• **INSTRUCTIONS TO FOLLOW**
Arrange the records from the line containing "price-pane: EZENTIS (M" up to and including the line containing "x-tick-label: 2015: [839, 569, 868, 582]" as a Markdown table with the columns Row and Line, leaving out any blank lines.

• **INPUT ROWS**

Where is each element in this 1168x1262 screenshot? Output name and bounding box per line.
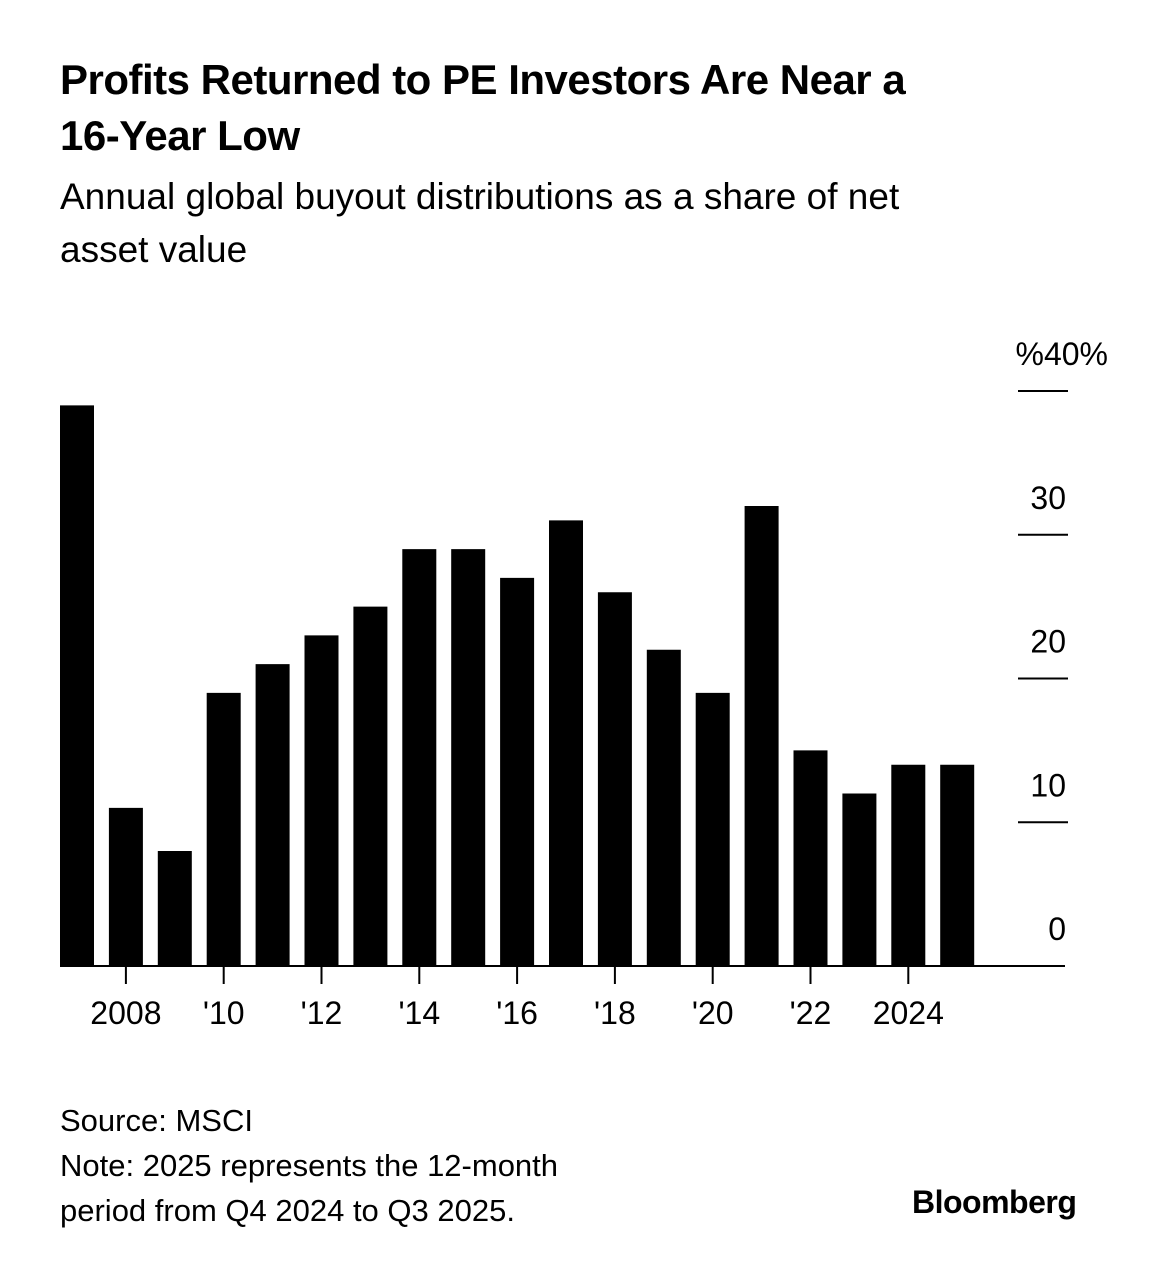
bar-2021 — [744, 506, 779, 966]
bar-2016 — [500, 577, 535, 966]
x-tick-label: '22 — [790, 995, 832, 1031]
bar-2012 — [304, 635, 339, 966]
x-tick-label: '16 — [496, 995, 538, 1031]
chart-footer: Source: MSCI Note: 2025 represents the 1… — [60, 1098, 558, 1233]
y-tick-label: 30 — [1030, 480, 1066, 516]
x-tick-label: '20 — [692, 995, 734, 1031]
chart-subtitle: Annual global buyout distributions as a … — [60, 176, 900, 270]
x-tick-label: 2008 — [90, 995, 161, 1031]
bar-2007 — [60, 405, 94, 966]
note-line-2: period from Q4 2024 to Q3 2025. — [60, 1193, 515, 1228]
bar-2025 — [940, 764, 975, 966]
x-tick-label: 2024 — [873, 995, 944, 1031]
x-tick-label: '14 — [398, 995, 440, 1031]
bar-2020 — [695, 692, 730, 966]
y-tick-label: %40% — [1016, 336, 1109, 372]
chart-title: Profits Returned to PE Investors Are Nea… — [60, 56, 906, 159]
bar-2014 — [402, 549, 437, 966]
y-tick-label: 20 — [1030, 624, 1066, 660]
bar-2017 — [549, 520, 583, 966]
x-tick-label: '10 — [203, 995, 245, 1031]
bar-2023 — [842, 793, 877, 966]
bloomberg-logo: Bloomberg — [912, 1184, 1077, 1220]
y-tick-label: 0 — [1048, 911, 1066, 947]
x-axis: 2008 '10 '12 '14 '16 '18 '20 '22 2024 — [60, 965, 1065, 1031]
bar-2013 — [353, 606, 388, 966]
note-line-1: Note: 2025 represents the 12-month — [60, 1148, 559, 1183]
bar-2018 — [597, 592, 632, 966]
bar-2008 — [108, 807, 143, 966]
source-note: Source: MSCI — [60, 1103, 253, 1138]
x-tick-label: '18 — [594, 995, 636, 1031]
y-axis: 0 10 20 30 %40% — [1016, 336, 1109, 947]
bar-2010 — [206, 692, 241, 966]
y-tick-label: 10 — [1030, 767, 1066, 803]
bar-2019 — [646, 649, 681, 966]
x-tick-label: '12 — [301, 995, 343, 1031]
bar-2022 — [793, 750, 828, 966]
bar-2015 — [451, 549, 486, 966]
bar-2009 — [157, 851, 192, 966]
bar-2011 — [255, 664, 290, 966]
bar-2024 — [891, 764, 926, 966]
bars-group — [60, 405, 975, 966]
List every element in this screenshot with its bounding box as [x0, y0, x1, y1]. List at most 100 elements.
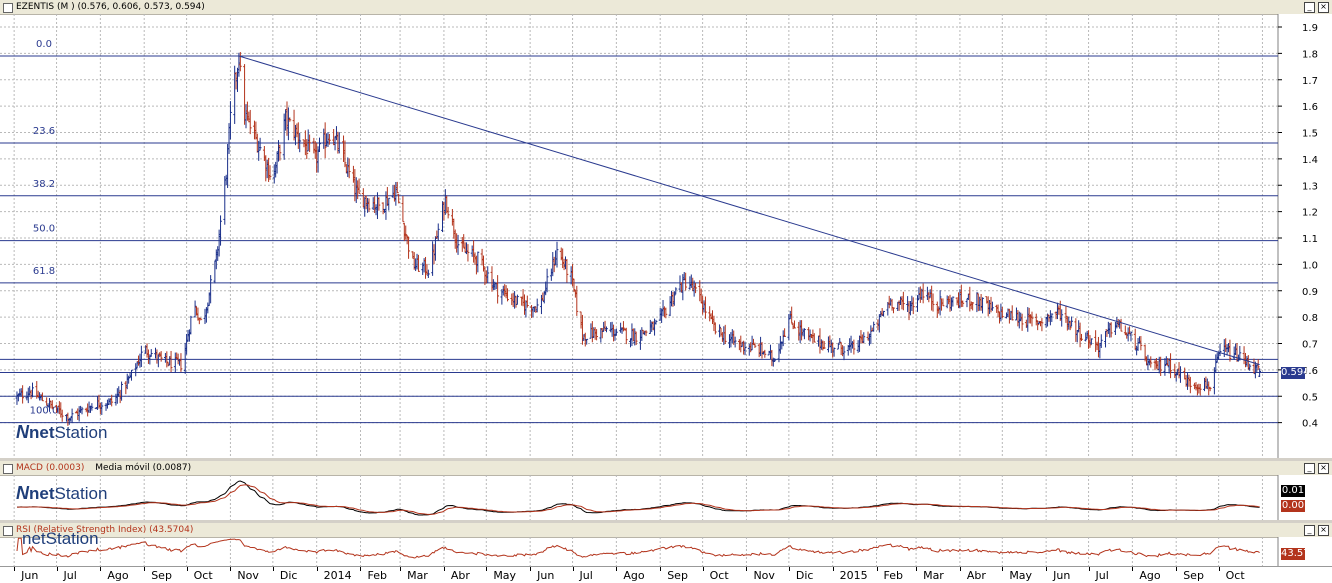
price-pane: EZENTIS (M ) (0.576, 0.606, 0.573, 0.594…: [0, 0, 1332, 458]
price-bar: [323, 122, 327, 159]
macd-value-badge: 0.01: [1281, 485, 1305, 497]
macd-chart[interactable]: [0, 475, 1332, 520]
minimize-button[interactable]: _: [1304, 463, 1315, 474]
price-bar: [288, 117, 292, 122]
price-bar: [377, 197, 381, 211]
x-tick: [443, 567, 445, 571]
x-tick-label: Abr: [450, 569, 470, 582]
price-bar: [456, 234, 460, 255]
y-tick-label: 1.1: [1302, 234, 1318, 245]
x-tick-label: 2015: [839, 569, 868, 582]
close-button[interactable]: ×: [1318, 2, 1329, 13]
minimize-button[interactable]: _: [1304, 2, 1315, 13]
price-bar: [753, 342, 757, 348]
x-tick: [100, 567, 102, 571]
price-bars: [15, 52, 1262, 426]
rsi-logo-partial: netStation: [22, 532, 99, 545]
price-bar: [100, 402, 104, 415]
pane-icon: [3, 464, 13, 474]
price-bar: [1109, 322, 1113, 338]
price-bar: [773, 358, 777, 362]
price-bar: [1119, 318, 1123, 332]
price-bar: [1129, 331, 1133, 342]
x-tick-label: Oct: [193, 569, 213, 582]
price-chart[interactable]: 0.4 0.5 0.6 0.7 0.8 0.9 1.0 1.1 1.2 1.3 1.4 1.5 1.6 1…: [0, 14, 1332, 458]
x-tick: [186, 567, 188, 571]
price-bar: [790, 306, 794, 324]
y-tick-label: 1.2: [1302, 208, 1318, 219]
price-bar: [672, 291, 676, 306]
x-tick: [959, 567, 961, 571]
price-bar: [862, 332, 866, 343]
price-bar: [585, 338, 589, 345]
price-bar: [1218, 343, 1222, 357]
price-bar: [337, 132, 341, 154]
price-bar: [869, 325, 873, 345]
price-bar: [516, 294, 519, 305]
fibonacci-levels: 0.0 23.6 38.2 50.0 61.8 100.0: [0, 39, 1278, 424]
price-bar: [1228, 339, 1232, 362]
price-bar: [169, 350, 173, 373]
price-bar: [975, 292, 979, 313]
price-bar: [694, 282, 697, 294]
price-bar: [1179, 366, 1182, 383]
price-pane-titlebar: EZENTIS (M ) (0.576, 0.606, 0.573, 0.594…: [0, 0, 1332, 15]
price-bar: [664, 307, 668, 319]
logo-text-b: Station: [54, 423, 108, 442]
logo-text-a: net: [29, 484, 55, 503]
rsi-chart[interactable]: [0, 537, 1332, 566]
rsi-title: RSI (Relative Strength Index) (43.5704): [16, 525, 194, 535]
price-bar: [278, 144, 282, 161]
y-tick-label: 0.5: [1302, 392, 1318, 403]
price-bar: [565, 258, 569, 283]
y-tick-label: 1.5: [1302, 129, 1318, 140]
rsi-pane-titlebar: RSI (Relative Strength Index) (43.5704) …: [0, 523, 1332, 538]
price-bar: [248, 109, 252, 135]
price-bar: [1030, 311, 1034, 327]
trendline[interactable]: [238, 55, 1260, 366]
price-bar: [318, 137, 321, 152]
time-axis: Jun Jul Ago Sep Oct Nov Dic 2014 Feb Mar Abr May Jun…: [0, 566, 1332, 583]
logo-mark: N: [16, 483, 29, 503]
price-bar: [872, 321, 876, 332]
price-bar: [80, 406, 84, 415]
price-bar: [1000, 306, 1004, 319]
price-bar: [921, 283, 925, 304]
price-pane-title: EZENTIS (M ) (0.576, 0.606, 0.573, 0.594…: [16, 2, 205, 12]
price-bar: [434, 236, 437, 261]
close-button[interactable]: ×: [1318, 463, 1329, 474]
close-button[interactable]: ×: [1318, 525, 1329, 536]
price-bar: [622, 321, 625, 332]
price-bar: [397, 193, 401, 204]
fib-label: 61.8: [33, 266, 55, 277]
price-bar: [941, 298, 945, 307]
price-bar: [882, 310, 885, 317]
fib-label: 100.0: [30, 406, 59, 417]
x-tick: [14, 567, 16, 571]
price-bar: [812, 333, 816, 343]
y-tick-label: 1.7: [1302, 76, 1318, 87]
netstation-logo: NnetStation: [16, 422, 107, 443]
price-bar: [130, 369, 133, 381]
price-y-axis: 0.4 0.5 0.6 0.7 0.8 0.9 1.0 1.1 1.2 1.3 1.4 1.5 1.6 1…: [1277, 14, 1332, 458]
price-bar: [1070, 316, 1073, 327]
price-bar: [387, 197, 391, 211]
price-bar: [347, 158, 351, 179]
price-bar: [961, 300, 965, 307]
price-bar: [1050, 313, 1054, 322]
x-tick: [530, 567, 532, 571]
price-bar: [838, 338, 842, 344]
x-tick: [832, 567, 834, 571]
price-bar: [476, 251, 480, 273]
price-bar: [31, 382, 34, 398]
minimize-button[interactable]: _: [1304, 525, 1315, 536]
pane-icon: [3, 3, 13, 13]
x-tick: [360, 567, 362, 571]
price-bar: [634, 331, 638, 346]
price-bar: [1036, 320, 1040, 331]
macd-title-wrap: MACD (0.0003) Media móvil (0.0087): [16, 461, 191, 475]
price-bar: [343, 140, 347, 168]
price-bar: [258, 137, 262, 151]
macd-pane-titlebar: MACD (0.0003) Media móvil (0.0087) _ ×: [0, 461, 1332, 476]
fib-label: 23.6: [33, 126, 55, 137]
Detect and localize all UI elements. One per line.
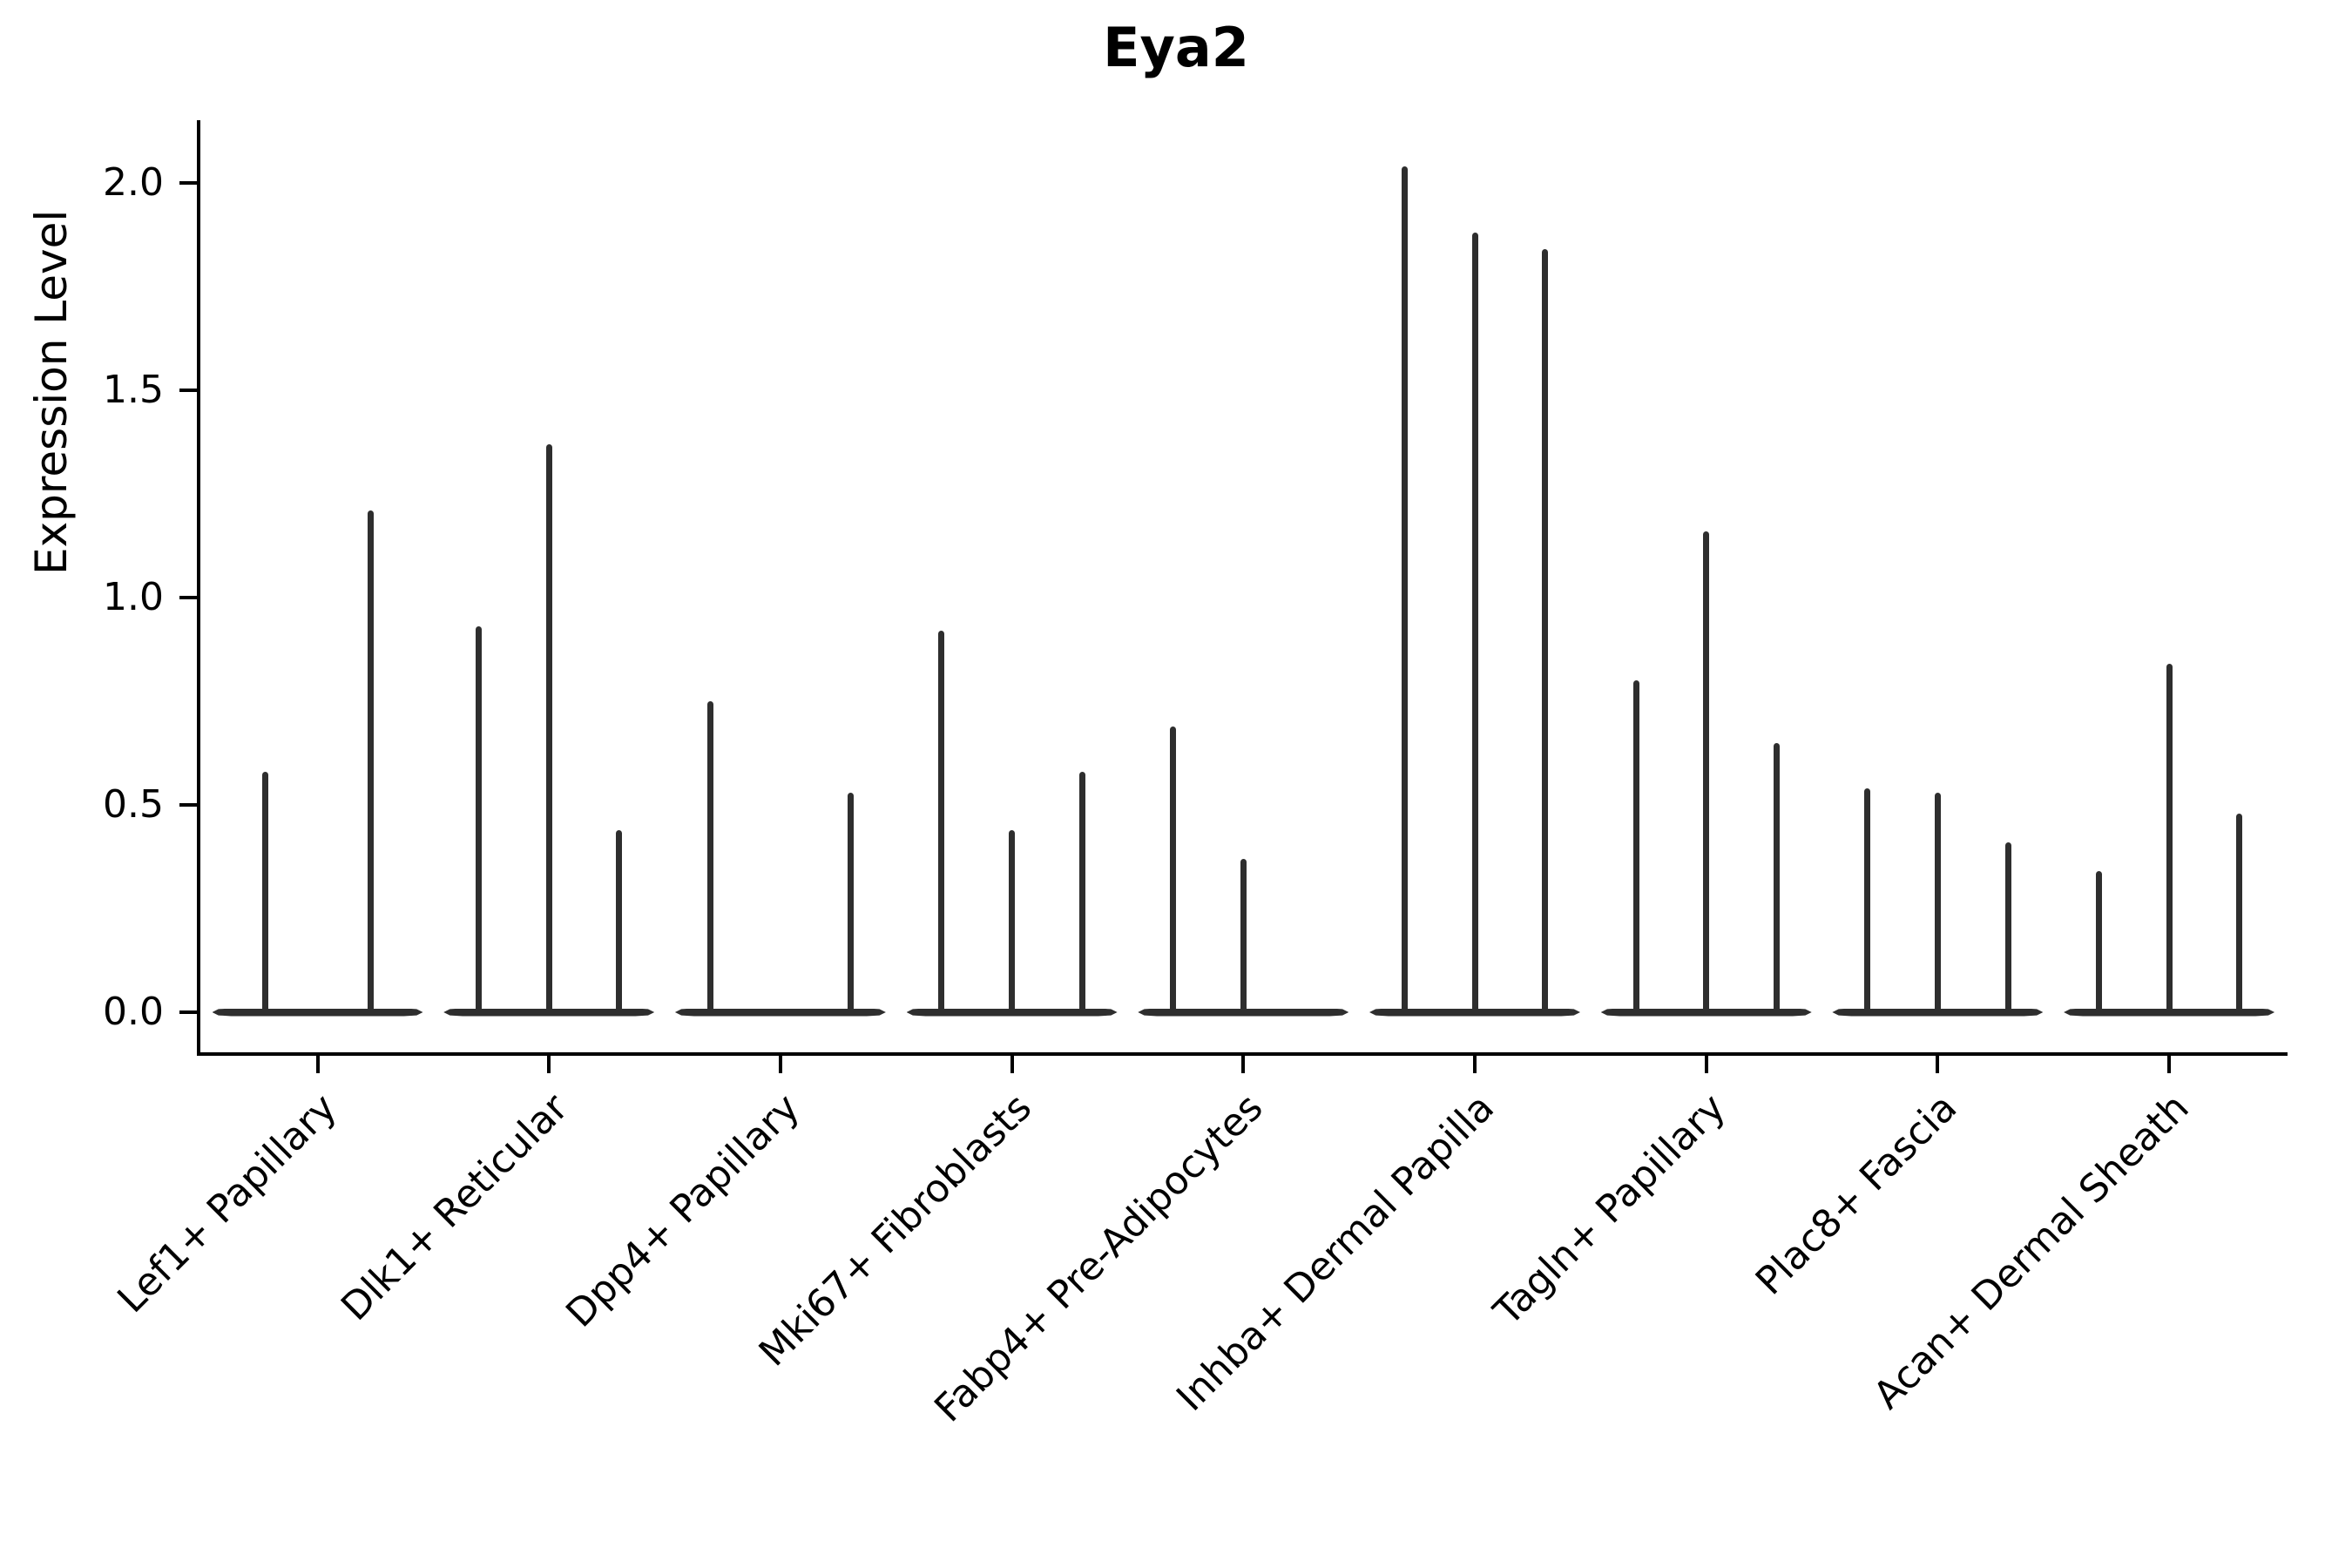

• **OUTPUT OF THE TASK**
| Row | Line |
|---|---|
| 1 | price-pane: EZENTIS (M ) (0.576, 0.606, 0.573, 0.594…: [0, 0, 1332, 458] |
| 2 | price-bar: [323, 122, 327, 159] |
| 3 | macd-value-badge: 0.01: [1281, 485, 1305, 497] |
| 4 | macd-chart[interactable]: [0, 475, 1332, 520] |
| 5 | minimize-button[interactable]: _: [1304, 463, 1315, 474] |
| 6 | price-bar: [288, 117, 292, 122] |
| 7 | price-bar: [377, 197, 381, 211] |
| 8 | x-tick: [443, 567, 445, 571] |
| 9 | x-tick-label: Abr: [450, 569, 470, 582] |
| 10 | price-bar: [456, 234, 460, 255] |
| 11 | y-tick-label: 1.1: [1302, 234, 1318, 245] |
| 12 | x-tick-label: 2015: [839, 569, 868, 582] |